Short problem >> Print the items from the start through the line that contains "target-name-cell: 荆轲 [97, 1030, 237, 1050]", copying each line as it stands, with both the first and last lines included.
######
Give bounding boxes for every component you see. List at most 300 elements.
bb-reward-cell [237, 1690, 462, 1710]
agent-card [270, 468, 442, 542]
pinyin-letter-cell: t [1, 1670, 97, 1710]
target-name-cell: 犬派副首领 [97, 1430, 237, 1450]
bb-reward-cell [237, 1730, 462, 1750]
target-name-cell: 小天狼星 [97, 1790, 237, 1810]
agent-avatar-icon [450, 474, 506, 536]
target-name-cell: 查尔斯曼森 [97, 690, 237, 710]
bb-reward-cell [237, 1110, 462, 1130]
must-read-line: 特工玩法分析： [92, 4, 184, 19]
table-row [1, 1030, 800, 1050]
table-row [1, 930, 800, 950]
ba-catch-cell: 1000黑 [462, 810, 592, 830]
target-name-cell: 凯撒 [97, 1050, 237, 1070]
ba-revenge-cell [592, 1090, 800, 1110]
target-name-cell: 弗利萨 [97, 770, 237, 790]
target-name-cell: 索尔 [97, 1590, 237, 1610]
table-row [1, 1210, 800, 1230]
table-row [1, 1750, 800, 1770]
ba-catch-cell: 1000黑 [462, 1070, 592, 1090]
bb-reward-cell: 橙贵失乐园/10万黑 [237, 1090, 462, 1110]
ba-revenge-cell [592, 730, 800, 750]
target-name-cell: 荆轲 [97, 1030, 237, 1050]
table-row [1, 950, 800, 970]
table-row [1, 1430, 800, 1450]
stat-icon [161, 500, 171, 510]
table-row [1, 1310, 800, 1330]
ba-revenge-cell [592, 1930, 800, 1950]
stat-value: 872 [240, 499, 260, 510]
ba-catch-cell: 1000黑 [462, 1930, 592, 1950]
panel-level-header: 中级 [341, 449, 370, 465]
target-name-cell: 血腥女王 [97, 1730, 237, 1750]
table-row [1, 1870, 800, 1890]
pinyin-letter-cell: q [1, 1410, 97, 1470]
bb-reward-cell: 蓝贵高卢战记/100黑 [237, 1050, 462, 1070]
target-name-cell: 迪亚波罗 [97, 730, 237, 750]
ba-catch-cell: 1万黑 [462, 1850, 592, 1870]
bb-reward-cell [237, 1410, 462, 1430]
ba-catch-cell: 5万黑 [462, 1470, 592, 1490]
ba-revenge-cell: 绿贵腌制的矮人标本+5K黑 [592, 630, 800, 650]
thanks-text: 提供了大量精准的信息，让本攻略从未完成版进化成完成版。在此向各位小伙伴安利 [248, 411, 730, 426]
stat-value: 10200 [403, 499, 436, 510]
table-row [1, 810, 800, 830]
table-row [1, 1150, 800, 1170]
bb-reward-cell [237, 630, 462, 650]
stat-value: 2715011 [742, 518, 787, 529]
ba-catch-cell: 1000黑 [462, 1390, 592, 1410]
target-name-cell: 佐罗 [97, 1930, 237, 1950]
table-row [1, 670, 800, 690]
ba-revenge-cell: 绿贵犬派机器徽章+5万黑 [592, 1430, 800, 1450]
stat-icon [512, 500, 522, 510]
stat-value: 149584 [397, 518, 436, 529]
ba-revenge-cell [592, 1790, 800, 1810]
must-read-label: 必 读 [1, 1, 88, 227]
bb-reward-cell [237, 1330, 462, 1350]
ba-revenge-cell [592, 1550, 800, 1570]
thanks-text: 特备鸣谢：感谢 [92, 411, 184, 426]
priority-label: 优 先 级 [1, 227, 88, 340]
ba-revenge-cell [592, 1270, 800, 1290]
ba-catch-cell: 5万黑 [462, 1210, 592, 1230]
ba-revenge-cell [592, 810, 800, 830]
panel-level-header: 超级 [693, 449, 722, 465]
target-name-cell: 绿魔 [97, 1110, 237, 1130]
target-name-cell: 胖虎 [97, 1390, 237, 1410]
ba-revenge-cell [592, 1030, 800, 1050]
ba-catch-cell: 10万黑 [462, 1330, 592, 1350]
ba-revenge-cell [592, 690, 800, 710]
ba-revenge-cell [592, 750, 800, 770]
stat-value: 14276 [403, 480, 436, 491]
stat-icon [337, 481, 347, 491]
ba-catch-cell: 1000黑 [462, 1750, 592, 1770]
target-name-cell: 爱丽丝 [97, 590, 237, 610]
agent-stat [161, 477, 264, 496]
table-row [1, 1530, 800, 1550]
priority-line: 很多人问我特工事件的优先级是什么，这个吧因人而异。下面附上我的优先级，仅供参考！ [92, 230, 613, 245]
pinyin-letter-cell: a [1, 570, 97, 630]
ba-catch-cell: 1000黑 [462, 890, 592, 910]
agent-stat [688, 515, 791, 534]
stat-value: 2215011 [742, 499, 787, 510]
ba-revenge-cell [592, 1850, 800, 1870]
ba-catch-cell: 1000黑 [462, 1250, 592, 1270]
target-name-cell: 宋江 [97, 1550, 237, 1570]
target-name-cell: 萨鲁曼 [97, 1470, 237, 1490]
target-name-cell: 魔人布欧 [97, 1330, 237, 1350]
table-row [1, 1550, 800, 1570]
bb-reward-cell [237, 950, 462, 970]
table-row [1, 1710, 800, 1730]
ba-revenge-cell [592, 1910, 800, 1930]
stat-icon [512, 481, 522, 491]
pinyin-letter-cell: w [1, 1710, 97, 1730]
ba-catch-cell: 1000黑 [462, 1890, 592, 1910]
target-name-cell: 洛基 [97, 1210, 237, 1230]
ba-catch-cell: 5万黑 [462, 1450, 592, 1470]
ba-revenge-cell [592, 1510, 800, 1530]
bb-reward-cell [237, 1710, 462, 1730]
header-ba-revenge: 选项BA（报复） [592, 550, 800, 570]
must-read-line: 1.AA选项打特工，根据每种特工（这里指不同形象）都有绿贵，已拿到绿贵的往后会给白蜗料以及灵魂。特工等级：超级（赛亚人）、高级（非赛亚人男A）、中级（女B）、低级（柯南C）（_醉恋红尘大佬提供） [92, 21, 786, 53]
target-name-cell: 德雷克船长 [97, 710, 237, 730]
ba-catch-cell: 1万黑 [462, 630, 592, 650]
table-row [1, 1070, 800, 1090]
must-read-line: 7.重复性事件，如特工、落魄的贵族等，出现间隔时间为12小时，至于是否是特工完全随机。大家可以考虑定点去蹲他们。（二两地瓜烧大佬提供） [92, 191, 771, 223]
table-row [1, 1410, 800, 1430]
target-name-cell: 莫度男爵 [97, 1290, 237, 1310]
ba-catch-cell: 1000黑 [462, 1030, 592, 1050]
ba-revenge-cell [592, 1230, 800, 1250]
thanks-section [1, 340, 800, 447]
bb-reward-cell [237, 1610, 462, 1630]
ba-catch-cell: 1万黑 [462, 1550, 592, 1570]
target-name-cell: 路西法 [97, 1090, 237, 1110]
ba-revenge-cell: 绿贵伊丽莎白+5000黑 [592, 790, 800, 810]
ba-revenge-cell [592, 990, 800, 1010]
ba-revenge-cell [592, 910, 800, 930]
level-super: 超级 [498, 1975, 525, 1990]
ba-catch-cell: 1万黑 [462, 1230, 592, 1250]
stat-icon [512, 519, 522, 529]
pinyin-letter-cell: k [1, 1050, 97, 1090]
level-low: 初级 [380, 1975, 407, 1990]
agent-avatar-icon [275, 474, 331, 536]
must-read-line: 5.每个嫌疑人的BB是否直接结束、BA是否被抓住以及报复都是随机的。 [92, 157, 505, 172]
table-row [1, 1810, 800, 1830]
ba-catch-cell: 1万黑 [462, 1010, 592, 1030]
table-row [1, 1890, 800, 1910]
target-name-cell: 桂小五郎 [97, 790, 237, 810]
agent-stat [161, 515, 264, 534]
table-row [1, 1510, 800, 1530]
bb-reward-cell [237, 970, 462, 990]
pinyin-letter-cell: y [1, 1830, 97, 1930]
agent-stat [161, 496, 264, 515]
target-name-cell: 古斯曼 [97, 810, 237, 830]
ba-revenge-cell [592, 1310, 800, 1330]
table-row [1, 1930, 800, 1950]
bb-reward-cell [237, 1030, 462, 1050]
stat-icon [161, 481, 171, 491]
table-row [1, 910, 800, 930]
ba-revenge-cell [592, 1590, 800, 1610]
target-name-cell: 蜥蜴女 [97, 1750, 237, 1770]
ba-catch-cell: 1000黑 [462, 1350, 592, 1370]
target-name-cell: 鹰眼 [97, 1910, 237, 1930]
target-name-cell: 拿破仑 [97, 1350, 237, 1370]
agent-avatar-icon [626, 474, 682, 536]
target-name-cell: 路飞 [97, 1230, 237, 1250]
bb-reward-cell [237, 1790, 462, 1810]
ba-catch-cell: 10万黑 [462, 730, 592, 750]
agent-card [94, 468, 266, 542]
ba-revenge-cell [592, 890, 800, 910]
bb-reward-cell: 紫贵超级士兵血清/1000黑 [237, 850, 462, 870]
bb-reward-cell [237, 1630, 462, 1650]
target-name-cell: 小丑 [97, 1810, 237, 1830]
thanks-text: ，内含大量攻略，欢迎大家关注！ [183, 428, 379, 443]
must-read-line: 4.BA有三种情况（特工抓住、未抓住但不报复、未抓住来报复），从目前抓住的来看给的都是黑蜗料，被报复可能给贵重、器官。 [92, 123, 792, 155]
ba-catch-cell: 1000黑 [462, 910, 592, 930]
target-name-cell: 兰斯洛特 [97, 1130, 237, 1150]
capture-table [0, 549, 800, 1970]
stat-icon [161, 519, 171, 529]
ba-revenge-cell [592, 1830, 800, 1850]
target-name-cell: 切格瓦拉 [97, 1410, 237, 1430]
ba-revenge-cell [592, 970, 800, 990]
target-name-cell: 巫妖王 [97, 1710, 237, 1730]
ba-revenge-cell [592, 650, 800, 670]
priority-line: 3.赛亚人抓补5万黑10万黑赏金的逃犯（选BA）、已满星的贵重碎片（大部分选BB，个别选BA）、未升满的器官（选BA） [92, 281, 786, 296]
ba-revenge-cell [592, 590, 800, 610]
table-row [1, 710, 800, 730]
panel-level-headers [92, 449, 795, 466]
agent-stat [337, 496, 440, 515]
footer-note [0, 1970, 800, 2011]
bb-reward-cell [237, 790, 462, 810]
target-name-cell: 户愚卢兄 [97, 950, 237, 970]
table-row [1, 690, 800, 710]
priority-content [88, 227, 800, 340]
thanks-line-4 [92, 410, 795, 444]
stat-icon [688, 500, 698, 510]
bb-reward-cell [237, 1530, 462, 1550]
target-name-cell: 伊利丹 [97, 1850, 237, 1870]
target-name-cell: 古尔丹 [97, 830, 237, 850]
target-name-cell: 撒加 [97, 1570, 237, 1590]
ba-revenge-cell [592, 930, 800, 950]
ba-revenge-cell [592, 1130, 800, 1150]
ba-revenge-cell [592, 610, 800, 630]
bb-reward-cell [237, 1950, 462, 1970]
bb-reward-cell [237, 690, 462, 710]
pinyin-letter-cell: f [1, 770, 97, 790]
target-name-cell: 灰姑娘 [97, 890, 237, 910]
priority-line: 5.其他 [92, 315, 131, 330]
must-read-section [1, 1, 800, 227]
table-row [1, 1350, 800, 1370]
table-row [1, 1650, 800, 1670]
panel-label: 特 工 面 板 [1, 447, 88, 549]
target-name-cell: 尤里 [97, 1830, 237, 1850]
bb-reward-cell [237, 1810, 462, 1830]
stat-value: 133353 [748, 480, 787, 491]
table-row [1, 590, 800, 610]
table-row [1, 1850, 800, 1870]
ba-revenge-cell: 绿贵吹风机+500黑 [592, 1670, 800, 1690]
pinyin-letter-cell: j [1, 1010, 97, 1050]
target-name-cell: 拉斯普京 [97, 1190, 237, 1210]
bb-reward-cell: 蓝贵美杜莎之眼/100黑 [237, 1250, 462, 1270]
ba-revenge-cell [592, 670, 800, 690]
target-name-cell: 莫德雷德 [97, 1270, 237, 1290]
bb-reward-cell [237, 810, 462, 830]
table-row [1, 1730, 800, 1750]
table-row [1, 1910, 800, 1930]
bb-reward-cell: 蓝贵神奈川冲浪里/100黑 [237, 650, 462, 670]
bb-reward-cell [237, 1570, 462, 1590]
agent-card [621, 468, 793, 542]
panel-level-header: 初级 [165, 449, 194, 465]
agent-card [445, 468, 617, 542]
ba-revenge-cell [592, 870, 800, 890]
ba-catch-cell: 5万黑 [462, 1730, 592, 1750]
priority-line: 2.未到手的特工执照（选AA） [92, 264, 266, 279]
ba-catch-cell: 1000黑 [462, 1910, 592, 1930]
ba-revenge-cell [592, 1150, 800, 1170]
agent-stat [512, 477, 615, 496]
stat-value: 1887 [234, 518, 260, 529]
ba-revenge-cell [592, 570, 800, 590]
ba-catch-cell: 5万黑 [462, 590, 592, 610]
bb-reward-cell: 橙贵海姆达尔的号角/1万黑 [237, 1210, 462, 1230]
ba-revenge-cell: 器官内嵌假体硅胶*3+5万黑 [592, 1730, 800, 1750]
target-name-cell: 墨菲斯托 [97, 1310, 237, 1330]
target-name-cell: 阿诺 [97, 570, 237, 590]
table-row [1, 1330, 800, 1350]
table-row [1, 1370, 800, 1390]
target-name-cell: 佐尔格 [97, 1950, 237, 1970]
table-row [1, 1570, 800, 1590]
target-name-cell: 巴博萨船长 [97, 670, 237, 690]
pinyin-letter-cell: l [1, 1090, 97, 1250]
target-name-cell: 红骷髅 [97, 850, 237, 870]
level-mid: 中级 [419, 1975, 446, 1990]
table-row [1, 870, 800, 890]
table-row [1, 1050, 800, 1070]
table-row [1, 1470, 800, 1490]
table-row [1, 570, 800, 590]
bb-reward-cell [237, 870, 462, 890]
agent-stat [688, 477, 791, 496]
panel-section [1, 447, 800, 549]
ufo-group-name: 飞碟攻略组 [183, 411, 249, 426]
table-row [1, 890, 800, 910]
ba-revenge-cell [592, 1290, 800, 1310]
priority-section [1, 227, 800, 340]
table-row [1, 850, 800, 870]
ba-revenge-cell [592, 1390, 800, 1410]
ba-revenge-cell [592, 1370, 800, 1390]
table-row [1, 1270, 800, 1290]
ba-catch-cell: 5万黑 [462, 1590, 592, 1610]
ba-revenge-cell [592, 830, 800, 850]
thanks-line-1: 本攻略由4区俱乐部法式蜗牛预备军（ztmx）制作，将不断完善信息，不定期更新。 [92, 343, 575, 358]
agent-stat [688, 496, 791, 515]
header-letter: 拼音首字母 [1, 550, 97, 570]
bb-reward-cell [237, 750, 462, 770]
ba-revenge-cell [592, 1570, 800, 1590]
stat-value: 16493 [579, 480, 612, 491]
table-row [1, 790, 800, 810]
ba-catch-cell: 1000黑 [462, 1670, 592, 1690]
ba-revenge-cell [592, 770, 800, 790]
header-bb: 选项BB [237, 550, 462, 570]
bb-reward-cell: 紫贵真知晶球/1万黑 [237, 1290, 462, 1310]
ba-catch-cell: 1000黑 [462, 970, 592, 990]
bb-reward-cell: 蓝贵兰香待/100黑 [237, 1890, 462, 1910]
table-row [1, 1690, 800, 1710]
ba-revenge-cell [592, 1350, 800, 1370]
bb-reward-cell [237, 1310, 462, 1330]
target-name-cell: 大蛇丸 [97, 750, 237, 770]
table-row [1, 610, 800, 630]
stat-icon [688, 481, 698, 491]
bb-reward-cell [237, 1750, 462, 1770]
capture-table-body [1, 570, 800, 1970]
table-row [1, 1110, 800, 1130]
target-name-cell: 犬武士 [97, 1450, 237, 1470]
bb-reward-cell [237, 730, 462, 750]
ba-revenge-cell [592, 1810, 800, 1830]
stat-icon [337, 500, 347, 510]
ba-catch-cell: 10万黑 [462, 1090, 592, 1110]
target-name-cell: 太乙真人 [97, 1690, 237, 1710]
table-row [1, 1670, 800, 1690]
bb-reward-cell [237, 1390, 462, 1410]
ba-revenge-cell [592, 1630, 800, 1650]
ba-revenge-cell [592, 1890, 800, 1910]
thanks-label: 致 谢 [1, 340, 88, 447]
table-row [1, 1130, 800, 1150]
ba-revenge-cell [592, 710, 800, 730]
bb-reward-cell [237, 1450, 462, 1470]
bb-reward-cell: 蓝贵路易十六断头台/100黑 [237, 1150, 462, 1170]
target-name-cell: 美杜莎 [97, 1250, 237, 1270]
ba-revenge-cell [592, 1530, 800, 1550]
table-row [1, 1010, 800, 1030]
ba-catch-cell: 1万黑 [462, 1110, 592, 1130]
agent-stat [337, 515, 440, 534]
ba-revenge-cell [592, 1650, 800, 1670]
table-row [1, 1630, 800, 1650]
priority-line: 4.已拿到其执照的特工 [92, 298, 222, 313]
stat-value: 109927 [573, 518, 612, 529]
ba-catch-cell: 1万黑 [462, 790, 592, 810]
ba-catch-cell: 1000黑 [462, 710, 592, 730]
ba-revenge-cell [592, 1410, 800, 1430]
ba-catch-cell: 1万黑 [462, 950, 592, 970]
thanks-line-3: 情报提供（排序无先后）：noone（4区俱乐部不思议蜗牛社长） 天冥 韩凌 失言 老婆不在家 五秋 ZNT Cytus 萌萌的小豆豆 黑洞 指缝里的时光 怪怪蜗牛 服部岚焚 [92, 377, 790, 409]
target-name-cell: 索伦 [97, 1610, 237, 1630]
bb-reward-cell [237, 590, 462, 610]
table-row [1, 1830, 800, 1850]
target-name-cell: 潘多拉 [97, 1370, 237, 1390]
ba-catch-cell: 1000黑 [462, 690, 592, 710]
######
Written response >>
Give bounding boxes for every component you see. List at most 300 elements.
bb-reward-cell [237, 1690, 462, 1710]
agent-card [270, 468, 442, 542]
pinyin-letter-cell: t [1, 1670, 97, 1710]
target-name-cell: 犬派副首领 [97, 1430, 237, 1450]
bb-reward-cell [237, 1730, 462, 1750]
target-name-cell: 小天狼星 [97, 1790, 237, 1810]
agent-avatar-icon [450, 474, 506, 536]
target-name-cell: 查尔斯曼森 [97, 690, 237, 710]
bb-reward-cell [237, 1110, 462, 1130]
must-read-line: 特工玩法分析： [92, 4, 184, 19]
table-row [1, 1030, 800, 1050]
table-row [1, 930, 800, 950]
ba-catch-cell: 1000黑 [462, 810, 592, 830]
target-name-cell: 凯撒 [97, 1050, 237, 1070]
ba-revenge-cell [592, 1090, 800, 1110]
target-name-cell: 弗利萨 [97, 770, 237, 790]
target-name-cell: 索尔 [97, 1590, 237, 1610]
table-row [1, 1210, 800, 1230]
table-row [1, 1750, 800, 1770]
ba-catch-cell: 1000黑 [462, 1070, 592, 1090]
bb-reward-cell: 橙贵失乐园/10万黑 [237, 1090, 462, 1110]
ba-revenge-cell [592, 730, 800, 750]
target-name-cell: 荆轲 [97, 1030, 237, 1050]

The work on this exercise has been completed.